--- Begin ---

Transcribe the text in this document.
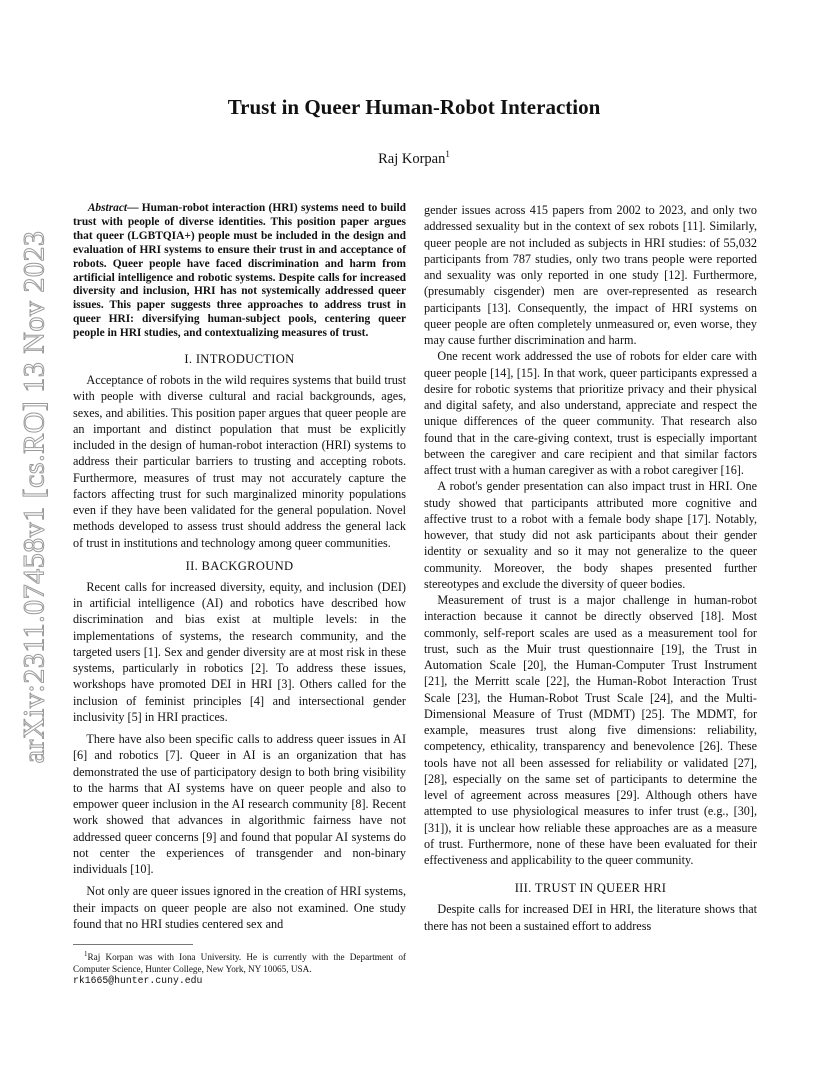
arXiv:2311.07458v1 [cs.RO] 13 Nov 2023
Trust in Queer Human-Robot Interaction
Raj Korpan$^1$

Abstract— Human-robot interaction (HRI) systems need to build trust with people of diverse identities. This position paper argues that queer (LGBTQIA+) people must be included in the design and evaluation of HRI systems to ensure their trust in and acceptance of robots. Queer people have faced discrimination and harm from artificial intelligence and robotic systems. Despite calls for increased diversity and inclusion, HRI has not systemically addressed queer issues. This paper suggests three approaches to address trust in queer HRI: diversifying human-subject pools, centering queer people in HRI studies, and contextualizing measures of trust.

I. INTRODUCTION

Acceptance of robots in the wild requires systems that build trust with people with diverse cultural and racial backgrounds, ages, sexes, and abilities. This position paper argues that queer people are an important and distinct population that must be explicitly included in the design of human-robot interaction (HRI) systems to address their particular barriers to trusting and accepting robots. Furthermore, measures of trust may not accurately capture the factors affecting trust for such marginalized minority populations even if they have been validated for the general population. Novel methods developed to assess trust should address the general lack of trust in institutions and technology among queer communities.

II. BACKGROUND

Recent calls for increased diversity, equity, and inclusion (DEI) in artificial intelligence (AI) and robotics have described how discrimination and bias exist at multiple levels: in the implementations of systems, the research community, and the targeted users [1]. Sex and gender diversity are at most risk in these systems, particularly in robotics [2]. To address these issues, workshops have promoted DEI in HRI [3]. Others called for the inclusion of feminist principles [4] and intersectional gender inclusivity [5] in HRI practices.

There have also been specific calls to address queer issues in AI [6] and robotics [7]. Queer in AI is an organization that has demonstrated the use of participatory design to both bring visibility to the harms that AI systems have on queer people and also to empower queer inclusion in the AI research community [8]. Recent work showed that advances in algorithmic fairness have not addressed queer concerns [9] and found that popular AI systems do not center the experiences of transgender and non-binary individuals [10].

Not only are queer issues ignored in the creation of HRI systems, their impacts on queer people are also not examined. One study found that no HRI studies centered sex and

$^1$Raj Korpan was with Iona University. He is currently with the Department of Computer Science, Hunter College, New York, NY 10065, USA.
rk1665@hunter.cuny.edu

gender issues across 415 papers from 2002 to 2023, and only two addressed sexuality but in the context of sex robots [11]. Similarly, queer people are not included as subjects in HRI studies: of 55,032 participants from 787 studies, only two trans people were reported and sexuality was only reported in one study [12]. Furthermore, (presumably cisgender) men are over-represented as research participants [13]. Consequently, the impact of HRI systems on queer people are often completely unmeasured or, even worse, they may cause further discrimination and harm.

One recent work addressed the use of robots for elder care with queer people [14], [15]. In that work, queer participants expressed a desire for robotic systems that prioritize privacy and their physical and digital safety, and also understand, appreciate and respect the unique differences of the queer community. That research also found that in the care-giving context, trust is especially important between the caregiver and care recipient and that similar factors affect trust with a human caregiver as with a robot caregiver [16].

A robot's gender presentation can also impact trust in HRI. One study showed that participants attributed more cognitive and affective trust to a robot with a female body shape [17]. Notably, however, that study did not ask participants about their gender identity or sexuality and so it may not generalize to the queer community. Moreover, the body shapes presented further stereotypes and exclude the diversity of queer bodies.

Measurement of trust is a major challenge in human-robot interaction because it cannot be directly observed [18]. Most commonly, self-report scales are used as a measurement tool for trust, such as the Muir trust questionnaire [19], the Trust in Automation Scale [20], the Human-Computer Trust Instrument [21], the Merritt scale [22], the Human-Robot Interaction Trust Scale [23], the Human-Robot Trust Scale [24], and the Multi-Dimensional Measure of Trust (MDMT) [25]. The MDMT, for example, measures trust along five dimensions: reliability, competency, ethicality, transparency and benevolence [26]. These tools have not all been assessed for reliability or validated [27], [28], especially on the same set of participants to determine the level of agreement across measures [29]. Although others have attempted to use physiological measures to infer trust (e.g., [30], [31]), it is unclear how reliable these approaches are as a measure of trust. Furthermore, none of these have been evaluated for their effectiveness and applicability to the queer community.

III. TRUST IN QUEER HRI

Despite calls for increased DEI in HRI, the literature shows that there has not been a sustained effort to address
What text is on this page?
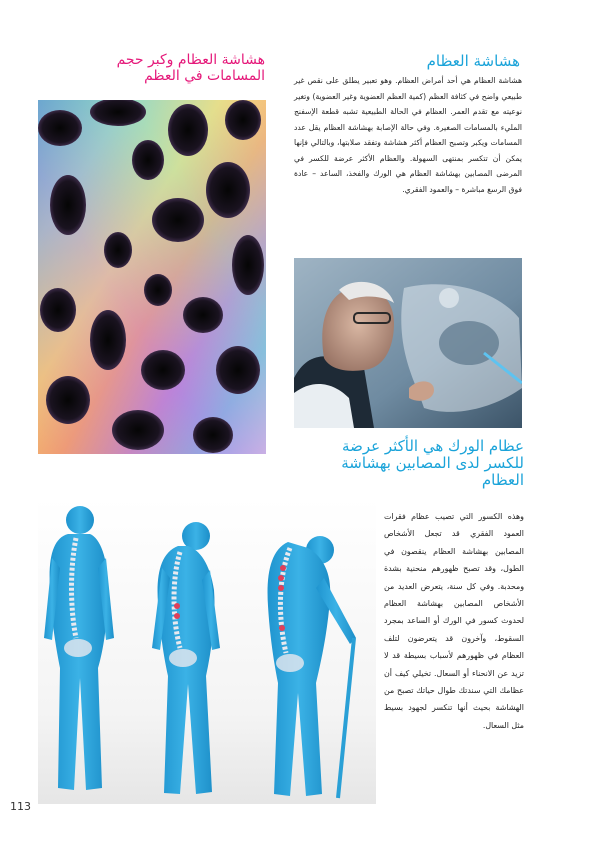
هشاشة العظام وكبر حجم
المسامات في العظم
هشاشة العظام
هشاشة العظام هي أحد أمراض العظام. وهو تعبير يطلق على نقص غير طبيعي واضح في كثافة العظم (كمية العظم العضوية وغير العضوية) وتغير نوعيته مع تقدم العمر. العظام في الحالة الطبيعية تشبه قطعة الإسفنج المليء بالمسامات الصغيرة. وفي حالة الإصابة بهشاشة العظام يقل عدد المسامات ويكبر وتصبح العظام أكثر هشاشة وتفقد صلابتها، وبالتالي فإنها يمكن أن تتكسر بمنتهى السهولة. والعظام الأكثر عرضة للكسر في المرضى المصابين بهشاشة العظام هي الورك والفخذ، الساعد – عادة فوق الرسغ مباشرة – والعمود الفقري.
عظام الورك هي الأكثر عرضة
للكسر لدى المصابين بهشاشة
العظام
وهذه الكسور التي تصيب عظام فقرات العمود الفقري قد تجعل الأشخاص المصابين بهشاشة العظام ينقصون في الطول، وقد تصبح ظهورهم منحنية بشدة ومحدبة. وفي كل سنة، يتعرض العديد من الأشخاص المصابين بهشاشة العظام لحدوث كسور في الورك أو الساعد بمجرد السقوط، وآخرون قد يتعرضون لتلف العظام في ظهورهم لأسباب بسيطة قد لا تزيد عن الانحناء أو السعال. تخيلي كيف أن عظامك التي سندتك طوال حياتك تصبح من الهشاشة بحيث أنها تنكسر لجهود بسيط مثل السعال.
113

--- End ---

- [STATED PROBLEM]: Retype every record above exactly as written, but leave out the pictures.

- [RESULT OF THIS EXERCISE]:
Transcribe the text in this document.
arXiv:2311.07458v1 [cs.RO] 13 Nov 2023
Trust in Queer Human-Robot Interaction
Raj Korpan$^1$

Abstract— Human-robot interaction (HRI) systems need to build trust with people of diverse identities. This position paper argues that queer (LGBTQIA+) people must be included in the design and evaluation of HRI systems to ensure their trust in and acceptance of robots. Queer people have faced discrimination and harm from artificial intelligence and robotic systems. Despite calls for increased diversity and inclusion, HRI has not systemically addressed queer issues. This paper suggests three approaches to address trust in queer HRI: diversifying human-subject pools, centering queer people in HRI studies, and contextualizing measures of trust.

I. INTRODUCTION

Acceptance of robots in the wild requires systems that build trust with people with diverse cultural and racial backgrounds, ages, sexes, and abilities. This position paper argues that queer people are an important and distinct population that must be explicitly included in the design of human-robot interaction (HRI) systems to address their particular barriers to trusting and accepting robots. Furthermore, measures of trust may not accurately capture the factors affecting trust for such marginalized minority populations even if they have been validated for the general population. Novel methods developed to assess trust should address the general lack of trust in institutions and technology among queer communities.

II. BACKGROUND

Recent calls for increased diversity, equity, and inclusion (DEI) in artificial intelligence (AI) and robotics have described how discrimination and bias exist at multiple levels: in the implementations of systems, the research community, and the targeted users [1]. Sex and gender diversity are at most risk in these systems, particularly in robotics [2]. To address these issues, workshops have promoted DEI in HRI [3]. Others called for the inclusion of feminist principles [4] and intersectional gender inclusivity [5] in HRI practices.

There have also been specific calls to address queer issues in AI [6] and robotics [7]. Queer in AI is an organization that has demonstrated the use of participatory design to both bring visibility to the harms that AI systems have on queer people and also to empower queer inclusion in the AI research community [8]. Recent work showed that advances in algorithmic fairness have not addressed queer concerns [9] and found that popular AI systems do not center the experiences of transgender and non-binary individuals [10].

Not only are queer issues ignored in the creation of HRI systems, their impacts on queer people are also not examined. One study found that no HRI studies centered sex and

$^1$Raj Korpan was with Iona University. He is currently with the Department of Computer Science, Hunter College, New York, NY 10065, USA.
rk1665@hunter.cuny.edu

gender issues across 415 papers from 2002 to 2023, and only two addressed sexuality but in the context of sex robots [11]. Similarly, queer people are not included as subjects in HRI studies: of 55,032 participants from 787 studies, only two trans people were reported and sexuality was only reported in one study [12]. Furthermore, (presumably cisgender) men are over-represented as research participants [13]. Consequently, the impact of HRI systems on queer people are often completely unmeasured or, even worse, they may cause further discrimination and harm.

One recent work addressed the use of robots for elder care with queer people [14], [15]. In that work, queer participants expressed a desire for robotic systems that prioritize privacy and their physical and digital safety, and also understand, appreciate and respect the unique differences of the queer community. That research also found that in the care-giving context, trust is especially important between the caregiver and care recipient and that similar factors affect trust with a human caregiver as with a robot caregiver [16].

A robot's gender presentation can also impact trust in HRI. One study showed that participants attributed more cognitive and affective trust to a robot with a female body shape [17]. Notably, however, that study did not ask participants about their gender identity or sexuality and so it may not generalize to the queer community. Moreover, the body shapes presented further stereotypes and exclude the diversity of queer bodies.

Measurement of trust is a major challenge in human-robot interaction because it cannot be directly observed [18]. Most commonly, self-report scales are used as a measurement tool for trust, such as the Muir trust questionnaire [19], the Trust in Automation Scale [20], the Human-Computer Trust Instrument [21], the Merritt scale [22], the Human-Robot Interaction Trust Scale [23], the Human-Robot Trust Scale [24], and the Multi-Dimensional Measure of Trust (MDMT) [25]. The MDMT, for example, measures trust along five dimensions: reliability, competency, ethicality, transparency and benevolence [26]. These tools have not all been assessed for reliability or validated [27], [28], especially on the same set of participants to determine the level of agreement across measures [29]. Although others have attempted to use physiological measures to infer trust (e.g., [30], [31]), it is unclear how reliable these approaches are as a measure of trust. Furthermore, none of these have been evaluated for their effectiveness and applicability to the queer community.

III. TRUST IN QUEER HRI

Despite calls for increased DEI in HRI, the literature shows that there has not been a sustained effort to address
What text is on this page?
هشاشة العظام وكبر حجم
المسامات في العظم
هشاشة العظام
هشاشة العظام هي أحد أمراض العظام. وهو تعبير يطلق على نقص غير طبيعي واضح في كثافة العظم (كمية العظم العضوية وغير العضوية) وتغير نوعيته مع تقدم العمر. العظام في الحالة الطبيعية تشبه قطعة الإسفنج المليء بالمسامات الصغيرة. وفي حالة الإصابة بهشاشة العظام يقل عدد المسامات ويكبر وتصبح العظام أكثر هشاشة وتفقد صلابتها، وبالتالي فإنها يمكن أن تتكسر بمنتهى السهولة. والعظام الأكثر عرضة للكسر في المرضى المصابين بهشاشة العظام هي الورك والفخذ، الساعد – عادة فوق الرسغ مباشرة – والعمود الفقري.
عظام الورك هي الأكثر عرضة
للكسر لدى المصابين بهشاشة
العظام
وهذه الكسور التي تصيب عظام فقرات العمود الفقري قد تجعل الأشخاص المصابين بهشاشة العظام ينقصون في الطول، وقد تصبح ظهورهم منحنية بشدة ومحدبة. وفي كل سنة، يتعرض العديد من الأشخاص المصابين بهشاشة العظام لحدوث كسور في الورك أو الساعد بمجرد السقوط، وآخرون قد يتعرضون لتلف العظام في ظهورهم لأسباب بسيطة قد لا تزيد عن الانحناء أو السعال. تخيلي كيف أن عظامك التي سندتك طوال حياتك تصبح من الهشاشة بحيث أنها تنكسر لجهود بسيط مثل السعال.
113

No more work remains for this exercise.